| Data shown |
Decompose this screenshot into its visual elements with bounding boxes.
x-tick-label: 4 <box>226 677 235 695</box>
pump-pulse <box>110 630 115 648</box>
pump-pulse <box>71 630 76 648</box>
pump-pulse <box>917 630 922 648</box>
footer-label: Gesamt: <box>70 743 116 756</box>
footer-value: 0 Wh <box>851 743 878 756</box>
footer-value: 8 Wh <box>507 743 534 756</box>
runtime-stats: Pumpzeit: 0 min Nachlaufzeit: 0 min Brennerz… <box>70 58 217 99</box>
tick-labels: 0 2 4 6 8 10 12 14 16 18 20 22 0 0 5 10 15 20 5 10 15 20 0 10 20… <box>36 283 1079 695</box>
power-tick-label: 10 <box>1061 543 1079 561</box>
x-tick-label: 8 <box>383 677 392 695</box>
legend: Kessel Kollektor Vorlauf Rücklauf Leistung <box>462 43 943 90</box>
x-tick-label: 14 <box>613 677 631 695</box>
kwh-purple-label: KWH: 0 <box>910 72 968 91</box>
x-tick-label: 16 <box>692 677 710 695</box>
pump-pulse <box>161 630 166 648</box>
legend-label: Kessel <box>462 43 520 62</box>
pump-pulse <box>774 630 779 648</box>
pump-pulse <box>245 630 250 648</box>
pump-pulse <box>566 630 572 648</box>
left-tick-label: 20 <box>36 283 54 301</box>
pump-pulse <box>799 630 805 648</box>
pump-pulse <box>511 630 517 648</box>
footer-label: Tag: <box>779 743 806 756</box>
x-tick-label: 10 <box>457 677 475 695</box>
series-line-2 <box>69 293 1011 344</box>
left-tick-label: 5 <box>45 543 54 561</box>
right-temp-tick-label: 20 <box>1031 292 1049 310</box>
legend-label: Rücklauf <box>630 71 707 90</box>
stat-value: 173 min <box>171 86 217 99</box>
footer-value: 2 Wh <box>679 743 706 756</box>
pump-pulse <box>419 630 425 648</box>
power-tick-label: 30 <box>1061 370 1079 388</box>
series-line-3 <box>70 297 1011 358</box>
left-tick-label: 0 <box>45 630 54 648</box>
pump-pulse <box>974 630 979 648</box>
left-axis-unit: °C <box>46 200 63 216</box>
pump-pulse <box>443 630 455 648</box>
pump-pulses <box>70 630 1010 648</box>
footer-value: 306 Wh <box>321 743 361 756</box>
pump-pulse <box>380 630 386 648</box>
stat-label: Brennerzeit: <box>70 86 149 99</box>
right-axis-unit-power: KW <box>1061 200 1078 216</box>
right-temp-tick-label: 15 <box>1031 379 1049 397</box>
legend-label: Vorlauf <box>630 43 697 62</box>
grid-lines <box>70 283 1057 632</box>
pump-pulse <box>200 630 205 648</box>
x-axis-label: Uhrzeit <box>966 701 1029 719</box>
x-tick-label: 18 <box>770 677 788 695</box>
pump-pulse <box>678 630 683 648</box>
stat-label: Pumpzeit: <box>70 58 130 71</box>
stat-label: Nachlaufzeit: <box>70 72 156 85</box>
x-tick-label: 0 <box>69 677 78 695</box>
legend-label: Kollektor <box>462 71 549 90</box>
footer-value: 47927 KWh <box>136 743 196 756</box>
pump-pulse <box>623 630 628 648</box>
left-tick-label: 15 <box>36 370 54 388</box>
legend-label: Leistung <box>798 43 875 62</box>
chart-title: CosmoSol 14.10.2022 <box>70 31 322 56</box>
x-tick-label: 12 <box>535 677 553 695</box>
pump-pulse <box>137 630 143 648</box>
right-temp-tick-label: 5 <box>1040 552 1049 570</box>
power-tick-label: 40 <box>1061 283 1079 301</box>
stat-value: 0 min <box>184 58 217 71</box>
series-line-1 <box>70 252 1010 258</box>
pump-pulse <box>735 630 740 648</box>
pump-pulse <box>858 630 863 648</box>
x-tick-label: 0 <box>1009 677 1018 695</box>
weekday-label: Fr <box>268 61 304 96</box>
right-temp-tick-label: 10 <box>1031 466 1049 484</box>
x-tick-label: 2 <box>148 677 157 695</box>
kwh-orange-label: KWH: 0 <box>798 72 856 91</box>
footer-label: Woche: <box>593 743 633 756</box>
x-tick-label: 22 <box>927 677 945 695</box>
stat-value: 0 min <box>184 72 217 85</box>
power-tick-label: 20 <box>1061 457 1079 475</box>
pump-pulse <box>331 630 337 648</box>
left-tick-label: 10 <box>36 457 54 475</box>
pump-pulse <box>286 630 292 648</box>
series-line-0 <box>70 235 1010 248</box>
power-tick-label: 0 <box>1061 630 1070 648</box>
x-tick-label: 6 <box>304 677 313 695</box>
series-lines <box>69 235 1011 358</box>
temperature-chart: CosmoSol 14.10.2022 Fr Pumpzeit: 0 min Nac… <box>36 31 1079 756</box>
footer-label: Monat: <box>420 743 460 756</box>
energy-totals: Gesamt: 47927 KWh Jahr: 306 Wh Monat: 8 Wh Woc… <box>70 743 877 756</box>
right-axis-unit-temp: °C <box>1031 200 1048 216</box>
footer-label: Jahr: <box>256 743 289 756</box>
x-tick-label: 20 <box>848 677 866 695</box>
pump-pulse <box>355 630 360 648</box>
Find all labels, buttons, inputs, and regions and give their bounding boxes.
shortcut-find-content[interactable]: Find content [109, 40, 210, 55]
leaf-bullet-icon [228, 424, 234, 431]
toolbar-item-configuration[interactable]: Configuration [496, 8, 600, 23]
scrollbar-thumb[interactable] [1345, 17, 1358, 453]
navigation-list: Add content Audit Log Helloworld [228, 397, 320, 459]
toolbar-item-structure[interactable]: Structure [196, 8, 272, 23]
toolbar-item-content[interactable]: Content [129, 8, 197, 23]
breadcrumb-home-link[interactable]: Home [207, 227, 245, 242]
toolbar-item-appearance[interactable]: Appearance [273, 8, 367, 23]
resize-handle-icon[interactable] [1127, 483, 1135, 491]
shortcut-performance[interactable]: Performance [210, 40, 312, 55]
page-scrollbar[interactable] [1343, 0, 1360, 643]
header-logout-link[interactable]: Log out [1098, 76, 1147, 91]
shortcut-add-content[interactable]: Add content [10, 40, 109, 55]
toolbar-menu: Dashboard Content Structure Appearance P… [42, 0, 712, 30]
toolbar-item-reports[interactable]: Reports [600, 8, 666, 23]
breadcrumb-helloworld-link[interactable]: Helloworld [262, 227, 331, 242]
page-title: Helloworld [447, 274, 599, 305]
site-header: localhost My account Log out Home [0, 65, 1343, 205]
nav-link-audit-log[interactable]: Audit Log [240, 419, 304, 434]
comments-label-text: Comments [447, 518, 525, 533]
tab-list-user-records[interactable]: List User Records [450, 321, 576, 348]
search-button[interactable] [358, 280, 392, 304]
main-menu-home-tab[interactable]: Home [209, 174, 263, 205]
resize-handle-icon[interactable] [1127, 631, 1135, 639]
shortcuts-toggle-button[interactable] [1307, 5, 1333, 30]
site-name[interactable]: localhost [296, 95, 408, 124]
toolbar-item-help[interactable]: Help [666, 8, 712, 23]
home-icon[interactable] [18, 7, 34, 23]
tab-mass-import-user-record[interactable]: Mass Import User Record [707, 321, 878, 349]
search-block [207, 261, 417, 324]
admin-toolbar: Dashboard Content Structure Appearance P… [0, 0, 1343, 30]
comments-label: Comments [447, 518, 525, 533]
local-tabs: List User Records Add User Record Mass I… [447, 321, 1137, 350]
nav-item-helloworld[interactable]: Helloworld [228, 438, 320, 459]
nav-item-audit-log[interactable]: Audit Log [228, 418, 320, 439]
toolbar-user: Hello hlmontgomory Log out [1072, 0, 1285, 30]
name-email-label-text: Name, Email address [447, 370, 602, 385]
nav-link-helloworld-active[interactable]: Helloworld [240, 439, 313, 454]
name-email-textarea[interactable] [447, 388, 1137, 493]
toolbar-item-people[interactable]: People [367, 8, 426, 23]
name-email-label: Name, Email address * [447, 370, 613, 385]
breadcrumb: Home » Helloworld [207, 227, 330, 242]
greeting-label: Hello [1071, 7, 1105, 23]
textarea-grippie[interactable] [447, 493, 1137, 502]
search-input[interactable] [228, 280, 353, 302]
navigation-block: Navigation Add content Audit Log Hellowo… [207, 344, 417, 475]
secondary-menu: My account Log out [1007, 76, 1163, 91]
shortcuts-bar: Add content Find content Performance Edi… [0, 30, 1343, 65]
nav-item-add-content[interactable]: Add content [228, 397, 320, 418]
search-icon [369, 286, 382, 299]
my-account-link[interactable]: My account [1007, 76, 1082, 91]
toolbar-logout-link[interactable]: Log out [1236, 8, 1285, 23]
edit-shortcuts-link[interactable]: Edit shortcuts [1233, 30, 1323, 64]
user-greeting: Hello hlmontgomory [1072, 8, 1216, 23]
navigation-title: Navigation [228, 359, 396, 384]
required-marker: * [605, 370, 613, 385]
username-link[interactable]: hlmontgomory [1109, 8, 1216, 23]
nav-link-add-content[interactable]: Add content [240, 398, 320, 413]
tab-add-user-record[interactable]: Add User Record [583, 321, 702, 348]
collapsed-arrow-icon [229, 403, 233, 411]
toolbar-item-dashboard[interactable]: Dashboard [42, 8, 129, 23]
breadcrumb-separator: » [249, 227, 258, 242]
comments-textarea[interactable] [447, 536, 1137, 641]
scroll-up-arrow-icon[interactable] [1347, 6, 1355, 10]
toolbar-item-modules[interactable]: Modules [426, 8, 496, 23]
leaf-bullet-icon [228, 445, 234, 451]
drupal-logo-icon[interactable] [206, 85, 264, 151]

| Written instruction |
Retype the rows above, beginning with the first one and continuing through the line that contains "pump-pulse <box>678 630 683 648</box>".

| Answer |
Decompose this screenshot into its visual elements with bounding boxes.
x-tick-label: 4 <box>226 677 235 695</box>
pump-pulse <box>110 630 115 648</box>
pump-pulse <box>71 630 76 648</box>
pump-pulse <box>917 630 922 648</box>
footer-label: Gesamt: <box>70 743 116 756</box>
footer-value: 0 Wh <box>851 743 878 756</box>
footer-value: 8 Wh <box>507 743 534 756</box>
runtime-stats: Pumpzeit: 0 min Nachlaufzeit: 0 min Brennerz… <box>70 58 217 99</box>
tick-labels: 0 2 4 6 8 10 12 14 16 18 20 22 0 0 5 10 15 20 5 10 15 20 0 10 20… <box>36 283 1079 695</box>
power-tick-label: 10 <box>1061 543 1079 561</box>
x-tick-label: 8 <box>383 677 392 695</box>
legend: Kessel Kollektor Vorlauf Rücklauf Leistung <box>462 43 943 90</box>
x-tick-label: 14 <box>613 677 631 695</box>
kwh-purple-label: KWH: 0 <box>910 72 968 91</box>
x-tick-label: 16 <box>692 677 710 695</box>
pump-pulse <box>161 630 166 648</box>
legend-label: Kessel <box>462 43 520 62</box>
pump-pulse <box>774 630 779 648</box>
pump-pulse <box>245 630 250 648</box>
pump-pulse <box>566 630 572 648</box>
left-tick-label: 20 <box>36 283 54 301</box>
pump-pulse <box>799 630 805 648</box>
pump-pulse <box>511 630 517 648</box>
footer-label: Tag: <box>779 743 806 756</box>
x-tick-label: 10 <box>457 677 475 695</box>
series-line-2 <box>69 293 1011 344</box>
left-tick-label: 5 <box>45 543 54 561</box>
right-temp-tick-label: 20 <box>1031 292 1049 310</box>
legend-label: Rücklauf <box>630 71 707 90</box>
stat-value: 173 min <box>171 86 217 99</box>
footer-value: 2 Wh <box>679 743 706 756</box>
pump-pulse <box>419 630 425 648</box>
power-tick-label: 30 <box>1061 370 1079 388</box>
series-line-3 <box>70 297 1011 358</box>
left-tick-label: 0 <box>45 630 54 648</box>
pump-pulse <box>974 630 979 648</box>
left-axis-unit: °C <box>46 200 63 216</box>
pump-pulse <box>443 630 455 648</box>
pump-pulses <box>70 630 1010 648</box>
footer-value: 306 Wh <box>321 743 361 756</box>
pump-pulse <box>380 630 386 648</box>
stat-label: Brennerzeit: <box>70 86 149 99</box>
right-axis-unit-power: KW <box>1061 200 1078 216</box>
right-temp-tick-label: 15 <box>1031 379 1049 397</box>
legend-label: Vorlauf <box>630 43 697 62</box>
grid-lines <box>70 283 1057 632</box>
pump-pulse <box>200 630 205 648</box>
x-axis-label: Uhrzeit <box>966 701 1029 719</box>
x-tick-label: 18 <box>770 677 788 695</box>
pump-pulse <box>678 630 683 648</box>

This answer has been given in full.